EXERCISE DIRECTIONS |
Copy each line that contains the word "fast".

--------------------------------

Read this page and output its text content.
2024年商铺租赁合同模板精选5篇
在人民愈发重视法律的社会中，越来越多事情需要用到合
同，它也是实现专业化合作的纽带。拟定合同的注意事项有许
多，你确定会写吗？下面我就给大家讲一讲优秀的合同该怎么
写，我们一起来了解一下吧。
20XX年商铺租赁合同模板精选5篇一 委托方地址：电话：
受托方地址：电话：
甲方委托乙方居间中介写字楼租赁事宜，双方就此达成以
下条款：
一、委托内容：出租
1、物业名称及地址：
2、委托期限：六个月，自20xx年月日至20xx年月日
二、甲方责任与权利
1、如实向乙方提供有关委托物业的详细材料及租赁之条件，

--------------------------------

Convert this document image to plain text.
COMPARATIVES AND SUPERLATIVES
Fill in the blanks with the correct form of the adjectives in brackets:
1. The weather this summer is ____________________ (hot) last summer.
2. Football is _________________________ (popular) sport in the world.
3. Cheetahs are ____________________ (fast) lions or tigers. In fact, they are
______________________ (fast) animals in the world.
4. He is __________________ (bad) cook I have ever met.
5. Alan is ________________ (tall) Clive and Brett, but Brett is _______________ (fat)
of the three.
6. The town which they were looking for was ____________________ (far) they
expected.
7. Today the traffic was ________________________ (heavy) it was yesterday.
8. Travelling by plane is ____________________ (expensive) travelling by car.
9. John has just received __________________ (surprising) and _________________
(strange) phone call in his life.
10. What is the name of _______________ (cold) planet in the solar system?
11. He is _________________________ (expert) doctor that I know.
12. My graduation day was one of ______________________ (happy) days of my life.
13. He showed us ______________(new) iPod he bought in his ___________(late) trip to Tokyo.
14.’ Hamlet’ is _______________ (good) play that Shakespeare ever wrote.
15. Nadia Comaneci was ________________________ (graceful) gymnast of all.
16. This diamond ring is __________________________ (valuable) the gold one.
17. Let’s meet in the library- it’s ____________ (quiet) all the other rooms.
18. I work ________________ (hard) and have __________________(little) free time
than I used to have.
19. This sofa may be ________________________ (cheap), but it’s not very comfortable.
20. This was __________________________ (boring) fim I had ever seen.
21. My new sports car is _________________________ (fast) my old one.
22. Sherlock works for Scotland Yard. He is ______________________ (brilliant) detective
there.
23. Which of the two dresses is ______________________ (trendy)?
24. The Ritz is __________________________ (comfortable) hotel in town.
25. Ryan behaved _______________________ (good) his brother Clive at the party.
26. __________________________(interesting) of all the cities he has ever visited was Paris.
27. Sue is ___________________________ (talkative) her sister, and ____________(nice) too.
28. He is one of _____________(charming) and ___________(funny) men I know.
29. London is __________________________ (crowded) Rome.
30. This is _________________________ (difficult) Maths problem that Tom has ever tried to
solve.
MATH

--------------------------------

EXERCISE ANSWER |
3. Cheetahs are ____________________ (fast) lions or tigers. In fact, they are
______________________ (fast) animals in the world.
21. My new sports car is _________________________ (fast) my old one.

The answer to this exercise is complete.